── Data lines ──

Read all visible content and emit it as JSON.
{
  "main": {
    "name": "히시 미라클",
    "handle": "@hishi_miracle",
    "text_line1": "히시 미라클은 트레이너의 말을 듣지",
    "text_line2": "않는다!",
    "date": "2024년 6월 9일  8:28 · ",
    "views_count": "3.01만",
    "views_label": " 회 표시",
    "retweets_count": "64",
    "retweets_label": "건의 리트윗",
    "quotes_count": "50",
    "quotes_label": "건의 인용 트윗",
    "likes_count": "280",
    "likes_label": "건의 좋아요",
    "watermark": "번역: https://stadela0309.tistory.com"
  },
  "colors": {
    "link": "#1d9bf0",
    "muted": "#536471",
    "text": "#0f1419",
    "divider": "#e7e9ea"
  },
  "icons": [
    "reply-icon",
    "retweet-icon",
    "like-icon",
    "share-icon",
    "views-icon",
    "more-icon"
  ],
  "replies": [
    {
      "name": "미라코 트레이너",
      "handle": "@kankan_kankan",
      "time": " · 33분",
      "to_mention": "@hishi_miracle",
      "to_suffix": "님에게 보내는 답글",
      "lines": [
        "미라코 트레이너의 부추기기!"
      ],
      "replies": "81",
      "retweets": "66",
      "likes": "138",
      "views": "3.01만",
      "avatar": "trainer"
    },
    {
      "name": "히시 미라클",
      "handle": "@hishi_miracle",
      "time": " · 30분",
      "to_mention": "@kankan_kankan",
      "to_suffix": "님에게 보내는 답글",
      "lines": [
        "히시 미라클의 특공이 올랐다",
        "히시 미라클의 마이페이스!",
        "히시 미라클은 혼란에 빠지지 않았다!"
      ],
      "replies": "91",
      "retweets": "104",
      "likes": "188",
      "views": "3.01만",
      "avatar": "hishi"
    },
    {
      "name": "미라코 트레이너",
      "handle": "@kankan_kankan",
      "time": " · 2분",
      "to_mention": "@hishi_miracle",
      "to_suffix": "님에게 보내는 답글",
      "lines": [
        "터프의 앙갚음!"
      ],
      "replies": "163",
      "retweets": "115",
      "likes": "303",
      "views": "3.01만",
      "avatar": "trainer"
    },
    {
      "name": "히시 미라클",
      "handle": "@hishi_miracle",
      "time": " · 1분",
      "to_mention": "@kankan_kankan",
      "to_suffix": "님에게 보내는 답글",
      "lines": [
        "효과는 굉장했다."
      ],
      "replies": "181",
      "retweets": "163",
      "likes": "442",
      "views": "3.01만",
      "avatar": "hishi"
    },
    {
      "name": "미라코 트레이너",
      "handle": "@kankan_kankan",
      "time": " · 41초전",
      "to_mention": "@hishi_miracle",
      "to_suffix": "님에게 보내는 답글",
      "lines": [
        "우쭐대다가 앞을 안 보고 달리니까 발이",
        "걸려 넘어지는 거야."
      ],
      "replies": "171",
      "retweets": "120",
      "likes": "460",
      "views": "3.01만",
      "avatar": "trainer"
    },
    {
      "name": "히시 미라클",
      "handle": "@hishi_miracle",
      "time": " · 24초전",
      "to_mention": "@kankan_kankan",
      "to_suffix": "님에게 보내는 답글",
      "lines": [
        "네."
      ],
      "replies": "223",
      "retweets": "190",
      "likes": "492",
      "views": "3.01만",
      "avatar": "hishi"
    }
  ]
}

───

Lines containing the string "트레이너의" should be counted; reply with their number and nothing more.

2